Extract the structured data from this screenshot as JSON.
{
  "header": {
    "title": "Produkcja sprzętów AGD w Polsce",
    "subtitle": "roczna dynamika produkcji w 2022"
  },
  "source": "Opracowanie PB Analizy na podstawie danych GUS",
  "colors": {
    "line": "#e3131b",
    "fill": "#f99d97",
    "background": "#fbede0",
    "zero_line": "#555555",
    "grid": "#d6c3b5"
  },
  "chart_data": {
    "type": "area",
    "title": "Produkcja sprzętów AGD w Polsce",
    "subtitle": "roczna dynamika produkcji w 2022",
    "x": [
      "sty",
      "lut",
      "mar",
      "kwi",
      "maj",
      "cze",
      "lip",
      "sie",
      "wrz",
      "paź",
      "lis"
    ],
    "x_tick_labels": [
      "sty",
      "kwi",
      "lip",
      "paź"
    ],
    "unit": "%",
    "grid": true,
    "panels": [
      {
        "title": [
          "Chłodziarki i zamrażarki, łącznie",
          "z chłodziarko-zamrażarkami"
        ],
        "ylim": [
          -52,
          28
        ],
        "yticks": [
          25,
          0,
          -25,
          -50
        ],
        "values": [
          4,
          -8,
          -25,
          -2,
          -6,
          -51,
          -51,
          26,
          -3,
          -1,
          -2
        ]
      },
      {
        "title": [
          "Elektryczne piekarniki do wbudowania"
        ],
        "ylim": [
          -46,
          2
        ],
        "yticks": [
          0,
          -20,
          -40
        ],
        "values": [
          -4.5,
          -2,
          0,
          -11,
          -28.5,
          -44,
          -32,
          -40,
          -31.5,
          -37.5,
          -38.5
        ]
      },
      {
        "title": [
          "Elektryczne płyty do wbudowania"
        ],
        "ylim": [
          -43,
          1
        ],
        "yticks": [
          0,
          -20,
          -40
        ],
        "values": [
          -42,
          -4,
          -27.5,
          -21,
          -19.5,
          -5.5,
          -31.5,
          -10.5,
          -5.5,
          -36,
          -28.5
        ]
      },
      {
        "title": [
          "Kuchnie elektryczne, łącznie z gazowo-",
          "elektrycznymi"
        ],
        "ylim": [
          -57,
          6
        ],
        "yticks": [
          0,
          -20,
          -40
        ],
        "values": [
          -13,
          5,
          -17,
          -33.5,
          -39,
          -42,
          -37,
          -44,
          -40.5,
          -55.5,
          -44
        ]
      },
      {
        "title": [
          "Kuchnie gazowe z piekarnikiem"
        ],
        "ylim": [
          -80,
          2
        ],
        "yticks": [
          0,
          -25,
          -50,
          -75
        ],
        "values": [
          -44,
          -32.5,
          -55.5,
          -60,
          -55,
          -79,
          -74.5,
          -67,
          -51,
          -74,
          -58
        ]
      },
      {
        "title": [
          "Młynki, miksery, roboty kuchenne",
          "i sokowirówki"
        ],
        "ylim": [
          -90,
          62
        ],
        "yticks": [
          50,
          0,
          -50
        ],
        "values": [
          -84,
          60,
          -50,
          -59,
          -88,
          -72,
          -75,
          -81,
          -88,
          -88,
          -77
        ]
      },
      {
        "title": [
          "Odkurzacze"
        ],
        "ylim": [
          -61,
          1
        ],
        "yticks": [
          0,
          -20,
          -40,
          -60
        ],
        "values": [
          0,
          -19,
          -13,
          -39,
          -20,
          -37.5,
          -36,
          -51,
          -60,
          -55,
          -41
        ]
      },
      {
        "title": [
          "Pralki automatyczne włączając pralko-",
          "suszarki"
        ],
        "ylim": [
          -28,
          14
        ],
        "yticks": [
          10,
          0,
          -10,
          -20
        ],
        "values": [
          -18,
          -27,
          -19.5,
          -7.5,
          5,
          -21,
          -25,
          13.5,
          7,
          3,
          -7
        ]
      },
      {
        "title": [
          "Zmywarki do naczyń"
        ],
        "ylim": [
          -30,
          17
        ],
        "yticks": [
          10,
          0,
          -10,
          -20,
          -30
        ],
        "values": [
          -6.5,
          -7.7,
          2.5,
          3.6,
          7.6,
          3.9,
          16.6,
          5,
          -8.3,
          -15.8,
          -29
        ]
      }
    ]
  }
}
::::
* _WHAT TO DO_
Write out the entries in full, exactly as given.

* _FINAL RESULT_
Extract the structured data from this screenshot as JSON.
{
  "header": {
    "title": "Produkcja sprzętów AGD w Polsce",
    "subtitle": "roczna dynamika produkcji w 2022"
  },
  "source": "Opracowanie PB Analizy na podstawie danych GUS",
  "colors": {
    "line": "#e3131b",
    "fill": "#f99d97",
    "background": "#fbede0",
    "zero_line": "#555555",
    "grid": "#d6c3b5"
  },
  "chart_data": {
    "type": "area",
    "title": "Produkcja sprzętów AGD w Polsce",
    "subtitle": "roczna dynamika produkcji w 2022",
    "x": [
      "sty",
      "lut",
      "mar",
      "kwi",
      "maj",
      "cze",
      "lip",
      "sie",
      "wrz",
      "paź",
      "lis"
    ],
    "x_tick_labels": [
      "sty",
      "kwi",
      "lip",
      "paź"
    ],
    "unit": "%",
    "grid": true,
    "panels": [
      {
        "title": [
          "Chłodziarki i zamrażarki, łącznie",
          "z chłodziarko-zamrażarkami"
        ],
        "ylim": [
          -52,
          28
        ],
        "yticks": [
          25,
          0,
          -25,
          -50
        ],
        "values": [
          4,
          -8,
          -25,
          -2,
          -6,
          -51,
          -51,
          26,
          -3,
          -1,
          -2
        ]
      },
      {
        "title": [
          "Elektryczne piekarniki do wbudowania"
        ],
        "ylim": [
          -46,
          2
        ],
        "yticks": [
          0,
          -20,
          -40
        ],
        "values": [
          -4.5,
          -2,
          0,
          -11,
          -28.5,
          -44,
          -32,
          -40,
          -31.5,
          -37.5,
          -38.5
        ]
      },
      {
        "title": [
          "Elektryczne płyty do wbudowania"
        ],
        "ylim": [
          -43,
          1
        ],
        "yticks": [
          0,
          -20,
          -40
        ],
        "values": [
          -42,
          -4,
          -27.5,
          -21,
          -19.5,
          -5.5,
          -31.5,
          -10.5,
          -5.5,
          -36,
          -28.5
        ]
      },
      {
        "title": [
          "Kuchnie elektryczne, łącznie z gazowo-",
          "elektrycznymi"
        ],
        "ylim": [
          -57,
          6
        ],
        "yticks": [
          0,
          -20,
          -40
        ],
        "values": [
          -13,
          5,
          -17,
          -33.5,
          -39,
          -42,
          -37,
          -44,
          -40.5,
          -55.5,
          -44
        ]
      },
      {
        "title": [
          "Kuchnie gazowe z piekarnikiem"
        ],
        "ylim": [
          -80,
          2
        ],
        "yticks": [
          0,
          -25,
          -50,
          -75
        ],
        "values": [
          -44,
          -32.5,
          -55.5,
          -60,
          -55,
          -79,
          -74.5,
          -67,
          -51,
          -74,
          -58
        ]
      },
      {
        "title": [
          "Młynki, miksery, roboty kuchenne",
          "i sokowirówki"
        ],
        "ylim": [
          -90,
          62
        ],
        "yticks": [
          50,
          0,
          -50
        ],
        "values": [
          -84,
          60,
          -50,
          -59,
          -88,
          -72,
          -75,
          -81,
          -88,
          -88,
          -77
        ]
      },
      {
        "title": [
          "Odkurzacze"
        ],
        "ylim": [
          -61,
          1
        ],
        "yticks": [
          0,
          -20,
          -40,
          -60
        ],
        "values": [
          0,
          -19,
          -13,
          -39,
          -20,
          -37.5,
          -36,
          -51,
          -60,
          -55,
          -41
        ]
      },
      {
        "title": [
          "Pralki automatyczne włączając pralko-",
          "suszarki"
        ],
        "ylim": [
          -28,
          14
        ],
        "yticks": [
          10,
          0,
          -10,
          -20
        ],
        "values": [
          -18,
          -27,
          -19.5,
          -7.5,
          5,
          -21,
          -25,
          13.5,
          7,
          3,
          -7
        ]
      },
      {
        "title": [
          "Zmywarki do naczyń"
        ],
        "ylim": [
          -30,
          17
        ],
        "yticks": [
          10,
          0,
          -10,
          -20,
          -30
        ],
        "values": [
          -6.5,
          -7.7,
          2.5,
          3.6,
          7.6,
          3.9,
          16.6,
          5,
          -8.3,
          -15.8,
          -29
        ]
      }
    ]
  }
}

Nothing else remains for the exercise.